Short problem | It is required that all of the data be written out exactly.
[START Exercise inputs]
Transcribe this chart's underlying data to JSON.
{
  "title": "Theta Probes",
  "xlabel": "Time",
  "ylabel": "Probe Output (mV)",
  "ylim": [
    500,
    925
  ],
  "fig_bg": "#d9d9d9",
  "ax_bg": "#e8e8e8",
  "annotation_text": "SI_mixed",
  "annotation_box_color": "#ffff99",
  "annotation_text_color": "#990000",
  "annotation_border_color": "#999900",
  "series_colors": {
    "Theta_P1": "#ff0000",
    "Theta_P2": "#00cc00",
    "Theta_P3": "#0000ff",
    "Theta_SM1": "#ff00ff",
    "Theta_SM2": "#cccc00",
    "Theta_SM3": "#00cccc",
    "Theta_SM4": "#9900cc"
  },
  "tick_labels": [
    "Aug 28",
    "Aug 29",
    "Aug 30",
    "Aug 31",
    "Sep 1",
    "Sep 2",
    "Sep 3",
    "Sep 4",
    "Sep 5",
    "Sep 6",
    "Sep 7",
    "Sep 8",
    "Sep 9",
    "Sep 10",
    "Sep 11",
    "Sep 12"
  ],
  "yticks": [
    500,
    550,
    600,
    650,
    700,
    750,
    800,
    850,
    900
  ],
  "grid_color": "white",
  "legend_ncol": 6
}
[END Exercise inputs]
Solution |
Transcribe this chart's underlying data to JSON.
{
  "title": "Theta Probes",
  "xlabel": "Time",
  "ylabel": "Probe Output (mV)",
  "ylim": [
    500,
    925
  ],
  "fig_bg": "#d9d9d9",
  "ax_bg": "#e8e8e8",
  "annotation_text": "SI_mixed",
  "annotation_box_color": "#ffff99",
  "annotation_text_color": "#990000",
  "annotation_border_color": "#999900",
  "series_colors": {
    "Theta_P1": "#ff0000",
    "Theta_P2": "#00cc00",
    "Theta_P3": "#0000ff",
    "Theta_SM1": "#ff00ff",
    "Theta_SM2": "#cccc00",
    "Theta_SM3": "#00cccc",
    "Theta_SM4": "#9900cc"
  },
  "tick_labels": [
    "Aug 28",
    "Aug 29",
    "Aug 30",
    "Aug 31",
    "Sep 1",
    "Sep 2",
    "Sep 3",
    "Sep 4",
    "Sep 5",
    "Sep 6",
    "Sep 7",
    "Sep 8",
    "Sep 9",
    "Sep 10",
    "Sep 11",
    "Sep 12"
  ],
  "yticks": [
    500,
    550,
    600,
    650,
    700,
    750,
    800,
    850,
    900
  ],
  "grid_color": "white",
  "legend_ncol": 6
}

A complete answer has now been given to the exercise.